__Requirements__.
From the entries that follow, pick out all lines holding "color".
--- Start ---
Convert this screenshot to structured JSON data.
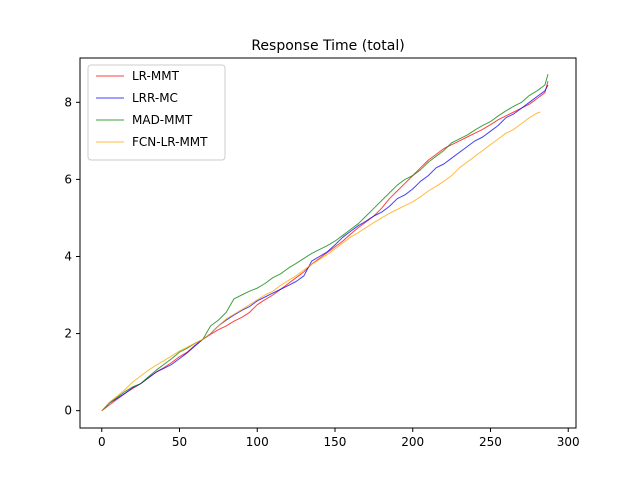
{
  "chart_data": {
    "type": "line",
    "title": "Response Time (total)",
    "xlabel": "",
    "ylabel": "",
    "xlim": [
      -14,
      305
    ],
    "ylim": [
      -0.45,
      9.15
    ],
    "xticks": [
      0,
      50,
      100,
      150,
      200,
      250,
      300
    ],
    "yticks": [
      0,
      2,
      4,
      6,
      8
    ],
    "grid": false,
    "legend_position": "top-left",
    "series": [
      {
        "name": "LR-MMT",
        "color": "#ff0000",
        "points": [
          [
            0,
            0
          ],
          [
            5,
            0.15
          ],
          [
            10,
            0.3
          ],
          [
            15,
            0.45
          ],
          [
            20,
            0.58
          ],
          [
            25,
            0.7
          ],
          [
            30,
            0.85
          ],
          [
            35,
            1.0
          ],
          [
            40,
            1.12
          ],
          [
            45,
            1.25
          ],
          [
            50,
            1.4
          ],
          [
            55,
            1.52
          ],
          [
            60,
            1.7
          ],
          [
            65,
            1.85
          ],
          [
            70,
            1.98
          ],
          [
            75,
            2.1
          ],
          [
            80,
            2.2
          ],
          [
            85,
            2.32
          ],
          [
            90,
            2.42
          ],
          [
            95,
            2.55
          ],
          [
            100,
            2.75
          ],
          [
            105,
            2.88
          ],
          [
            110,
            3.0
          ],
          [
            115,
            3.15
          ],
          [
            120,
            3.3
          ],
          [
            125,
            3.45
          ],
          [
            130,
            3.6
          ],
          [
            135,
            3.8
          ],
          [
            140,
            3.95
          ],
          [
            145,
            4.1
          ],
          [
            150,
            4.25
          ],
          [
            155,
            4.4
          ],
          [
            160,
            4.58
          ],
          [
            165,
            4.75
          ],
          [
            170,
            4.9
          ],
          [
            175,
            5.05
          ],
          [
            180,
            5.25
          ],
          [
            185,
            5.5
          ],
          [
            190,
            5.7
          ],
          [
            195,
            5.9
          ],
          [
            200,
            6.1
          ],
          [
            205,
            6.3
          ],
          [
            210,
            6.5
          ],
          [
            215,
            6.65
          ],
          [
            220,
            6.8
          ],
          [
            225,
            6.9
          ],
          [
            230,
            7.0
          ],
          [
            235,
            7.1
          ],
          [
            240,
            7.2
          ],
          [
            245,
            7.3
          ],
          [
            250,
            7.42
          ],
          [
            255,
            7.55
          ],
          [
            260,
            7.65
          ],
          [
            265,
            7.75
          ],
          [
            270,
            7.85
          ],
          [
            275,
            7.95
          ],
          [
            280,
            8.1
          ],
          [
            285,
            8.25
          ],
          [
            287,
            8.55
          ]
        ]
      },
      {
        "name": "LRR-MC",
        "color": "#0000ff",
        "points": [
          [
            0,
            0
          ],
          [
            5,
            0.2
          ],
          [
            10,
            0.32
          ],
          [
            15,
            0.45
          ],
          [
            20,
            0.6
          ],
          [
            25,
            0.7
          ],
          [
            30,
            0.85
          ],
          [
            35,
            1.0
          ],
          [
            40,
            1.1
          ],
          [
            45,
            1.2
          ],
          [
            50,
            1.35
          ],
          [
            55,
            1.5
          ],
          [
            60,
            1.68
          ],
          [
            65,
            1.85
          ],
          [
            70,
            2.0
          ],
          [
            75,
            2.2
          ],
          [
            80,
            2.35
          ],
          [
            85,
            2.48
          ],
          [
            90,
            2.6
          ],
          [
            95,
            2.7
          ],
          [
            100,
            2.85
          ],
          [
            105,
            2.95
          ],
          [
            110,
            3.05
          ],
          [
            115,
            3.15
          ],
          [
            120,
            3.25
          ],
          [
            125,
            3.35
          ],
          [
            130,
            3.5
          ],
          [
            135,
            3.88
          ],
          [
            140,
            4.0
          ],
          [
            145,
            4.12
          ],
          [
            150,
            4.3
          ],
          [
            155,
            4.5
          ],
          [
            160,
            4.65
          ],
          [
            165,
            4.8
          ],
          [
            170,
            4.92
          ],
          [
            175,
            5.05
          ],
          [
            180,
            5.15
          ],
          [
            185,
            5.3
          ],
          [
            190,
            5.5
          ],
          [
            195,
            5.6
          ],
          [
            200,
            5.75
          ],
          [
            205,
            5.95
          ],
          [
            210,
            6.1
          ],
          [
            215,
            6.3
          ],
          [
            220,
            6.4
          ],
          [
            225,
            6.55
          ],
          [
            230,
            6.7
          ],
          [
            235,
            6.85
          ],
          [
            240,
            7.0
          ],
          [
            245,
            7.1
          ],
          [
            250,
            7.25
          ],
          [
            255,
            7.4
          ],
          [
            260,
            7.6
          ],
          [
            265,
            7.7
          ],
          [
            270,
            7.85
          ],
          [
            275,
            8.0
          ],
          [
            280,
            8.15
          ],
          [
            285,
            8.3
          ],
          [
            287,
            8.45
          ]
        ]
      },
      {
        "name": "MAD-MMT",
        "color": "#008000",
        "points": [
          [
            0,
            0
          ],
          [
            5,
            0.2
          ],
          [
            10,
            0.35
          ],
          [
            15,
            0.5
          ],
          [
            20,
            0.62
          ],
          [
            25,
            0.7
          ],
          [
            30,
            0.88
          ],
          [
            35,
            1.05
          ],
          [
            40,
            1.2
          ],
          [
            45,
            1.35
          ],
          [
            50,
            1.52
          ],
          [
            55,
            1.62
          ],
          [
            60,
            1.75
          ],
          [
            65,
            1.85
          ],
          [
            70,
            2.2
          ],
          [
            75,
            2.35
          ],
          [
            80,
            2.55
          ],
          [
            85,
            2.9
          ],
          [
            90,
            3.0
          ],
          [
            95,
            3.1
          ],
          [
            100,
            3.18
          ],
          [
            105,
            3.3
          ],
          [
            110,
            3.45
          ],
          [
            115,
            3.55
          ],
          [
            120,
            3.7
          ],
          [
            125,
            3.82
          ],
          [
            130,
            3.95
          ],
          [
            135,
            4.08
          ],
          [
            140,
            4.18
          ],
          [
            145,
            4.28
          ],
          [
            150,
            4.4
          ],
          [
            155,
            4.55
          ],
          [
            160,
            4.7
          ],
          [
            165,
            4.85
          ],
          [
            170,
            5.05
          ],
          [
            175,
            5.25
          ],
          [
            180,
            5.45
          ],
          [
            185,
            5.65
          ],
          [
            190,
            5.85
          ],
          [
            195,
            6.0
          ],
          [
            200,
            6.1
          ],
          [
            205,
            6.25
          ],
          [
            210,
            6.45
          ],
          [
            215,
            6.6
          ],
          [
            220,
            6.75
          ],
          [
            225,
            6.95
          ],
          [
            230,
            7.05
          ],
          [
            235,
            7.15
          ],
          [
            240,
            7.28
          ],
          [
            245,
            7.4
          ],
          [
            250,
            7.5
          ],
          [
            255,
            7.65
          ],
          [
            260,
            7.78
          ],
          [
            265,
            7.9
          ],
          [
            270,
            8.0
          ],
          [
            275,
            8.18
          ],
          [
            280,
            8.3
          ],
          [
            285,
            8.45
          ],
          [
            287,
            8.73
          ]
        ]
      },
      {
        "name": "FCN-LR-MMT",
        "color": "#ffa500",
        "points": [
          [
            0,
            0
          ],
          [
            5,
            0.22
          ],
          [
            10,
            0.38
          ],
          [
            15,
            0.55
          ],
          [
            20,
            0.75
          ],
          [
            25,
            0.9
          ],
          [
            30,
            1.05
          ],
          [
            35,
            1.18
          ],
          [
            40,
            1.3
          ],
          [
            45,
            1.42
          ],
          [
            50,
            1.55
          ],
          [
            55,
            1.65
          ],
          [
            60,
            1.75
          ],
          [
            65,
            1.85
          ],
          [
            70,
            2.0
          ],
          [
            75,
            2.2
          ],
          [
            80,
            2.38
          ],
          [
            85,
            2.5
          ],
          [
            90,
            2.62
          ],
          [
            95,
            2.75
          ],
          [
            100,
            2.88
          ],
          [
            105,
            3.0
          ],
          [
            110,
            3.1
          ],
          [
            115,
            3.25
          ],
          [
            120,
            3.38
          ],
          [
            125,
            3.5
          ],
          [
            130,
            3.65
          ],
          [
            135,
            3.8
          ],
          [
            140,
            3.92
          ],
          [
            145,
            4.05
          ],
          [
            150,
            4.2
          ],
          [
            155,
            4.35
          ],
          [
            160,
            4.5
          ],
          [
            165,
            4.62
          ],
          [
            170,
            4.75
          ],
          [
            175,
            4.88
          ],
          [
            180,
            5.0
          ],
          [
            185,
            5.12
          ],
          [
            190,
            5.22
          ],
          [
            195,
            5.32
          ],
          [
            200,
            5.42
          ],
          [
            205,
            5.55
          ],
          [
            210,
            5.7
          ],
          [
            215,
            5.82
          ],
          [
            220,
            5.95
          ],
          [
            225,
            6.1
          ],
          [
            230,
            6.3
          ],
          [
            235,
            6.45
          ],
          [
            240,
            6.6
          ],
          [
            245,
            6.75
          ],
          [
            250,
            6.9
          ],
          [
            255,
            7.05
          ],
          [
            260,
            7.2
          ],
          [
            265,
            7.3
          ],
          [
            270,
            7.45
          ],
          [
            275,
            7.6
          ],
          [
            280,
            7.72
          ],
          [
            282,
            7.75
          ]
        ]
      }
    ]
  }
}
--- End ---
__Exercise result__.
        "color": "#ff0000",
        "color": "#0000ff",
        "color": "#008000",
        "color": "#ffa500",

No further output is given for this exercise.